## Description of the task
Present every line in which the string "placeholder" appears.

## Supplied material

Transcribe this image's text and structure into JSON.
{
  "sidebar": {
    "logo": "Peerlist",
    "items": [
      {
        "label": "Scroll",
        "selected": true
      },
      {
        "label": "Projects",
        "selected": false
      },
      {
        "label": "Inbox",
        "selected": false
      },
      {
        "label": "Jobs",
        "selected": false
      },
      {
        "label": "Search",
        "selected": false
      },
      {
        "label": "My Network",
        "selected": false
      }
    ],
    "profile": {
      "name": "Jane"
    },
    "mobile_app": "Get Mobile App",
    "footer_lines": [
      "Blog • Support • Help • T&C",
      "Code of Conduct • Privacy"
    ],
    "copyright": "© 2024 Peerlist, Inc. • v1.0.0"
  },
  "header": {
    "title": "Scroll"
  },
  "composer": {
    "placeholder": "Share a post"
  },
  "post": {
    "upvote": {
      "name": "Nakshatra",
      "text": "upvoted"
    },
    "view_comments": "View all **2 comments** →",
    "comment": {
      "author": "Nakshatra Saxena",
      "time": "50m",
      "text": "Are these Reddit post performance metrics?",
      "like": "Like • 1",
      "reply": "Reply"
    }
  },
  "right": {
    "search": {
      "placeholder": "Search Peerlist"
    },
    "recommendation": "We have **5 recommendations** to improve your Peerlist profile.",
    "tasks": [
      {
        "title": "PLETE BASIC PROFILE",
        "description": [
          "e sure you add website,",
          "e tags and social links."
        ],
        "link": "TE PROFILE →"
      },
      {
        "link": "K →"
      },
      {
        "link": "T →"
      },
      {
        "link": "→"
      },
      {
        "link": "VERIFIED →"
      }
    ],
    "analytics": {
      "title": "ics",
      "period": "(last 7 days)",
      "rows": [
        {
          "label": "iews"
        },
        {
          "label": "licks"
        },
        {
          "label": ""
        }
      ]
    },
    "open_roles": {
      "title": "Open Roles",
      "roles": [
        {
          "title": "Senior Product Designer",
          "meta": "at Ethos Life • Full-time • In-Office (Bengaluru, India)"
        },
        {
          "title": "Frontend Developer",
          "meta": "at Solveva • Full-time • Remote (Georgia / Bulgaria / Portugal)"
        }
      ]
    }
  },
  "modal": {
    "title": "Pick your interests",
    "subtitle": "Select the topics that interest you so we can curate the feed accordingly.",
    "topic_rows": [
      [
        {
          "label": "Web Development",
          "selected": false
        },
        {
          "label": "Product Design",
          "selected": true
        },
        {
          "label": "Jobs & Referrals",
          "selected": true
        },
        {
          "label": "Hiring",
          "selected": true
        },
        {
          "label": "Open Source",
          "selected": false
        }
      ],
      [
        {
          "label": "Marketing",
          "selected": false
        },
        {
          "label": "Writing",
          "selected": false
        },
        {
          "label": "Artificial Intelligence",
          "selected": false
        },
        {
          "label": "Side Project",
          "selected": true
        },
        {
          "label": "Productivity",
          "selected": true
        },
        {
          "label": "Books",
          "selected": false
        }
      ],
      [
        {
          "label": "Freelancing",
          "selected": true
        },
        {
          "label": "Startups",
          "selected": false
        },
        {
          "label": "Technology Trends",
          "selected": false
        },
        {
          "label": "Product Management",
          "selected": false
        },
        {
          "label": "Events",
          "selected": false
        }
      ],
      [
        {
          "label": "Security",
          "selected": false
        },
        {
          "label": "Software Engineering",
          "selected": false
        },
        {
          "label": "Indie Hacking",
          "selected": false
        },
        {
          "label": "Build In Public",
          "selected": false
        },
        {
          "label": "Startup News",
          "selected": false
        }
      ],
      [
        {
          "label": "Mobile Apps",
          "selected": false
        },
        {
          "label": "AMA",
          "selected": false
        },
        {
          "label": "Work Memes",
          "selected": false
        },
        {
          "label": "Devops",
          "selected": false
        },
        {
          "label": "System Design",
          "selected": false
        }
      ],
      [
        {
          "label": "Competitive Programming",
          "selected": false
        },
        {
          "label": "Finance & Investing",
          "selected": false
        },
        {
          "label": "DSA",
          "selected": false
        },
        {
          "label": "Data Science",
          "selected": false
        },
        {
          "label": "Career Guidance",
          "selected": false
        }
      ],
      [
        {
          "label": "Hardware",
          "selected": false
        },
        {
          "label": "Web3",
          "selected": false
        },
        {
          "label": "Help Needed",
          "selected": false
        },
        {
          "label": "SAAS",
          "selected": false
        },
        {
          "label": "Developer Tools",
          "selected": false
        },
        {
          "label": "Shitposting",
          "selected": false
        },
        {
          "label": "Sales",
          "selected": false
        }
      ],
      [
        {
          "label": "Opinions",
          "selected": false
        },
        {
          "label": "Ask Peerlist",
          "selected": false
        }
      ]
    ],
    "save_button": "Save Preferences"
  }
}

## Solution to this problem
    "placeholder": "Share a post"
      "placeholder": "Search Peerlist"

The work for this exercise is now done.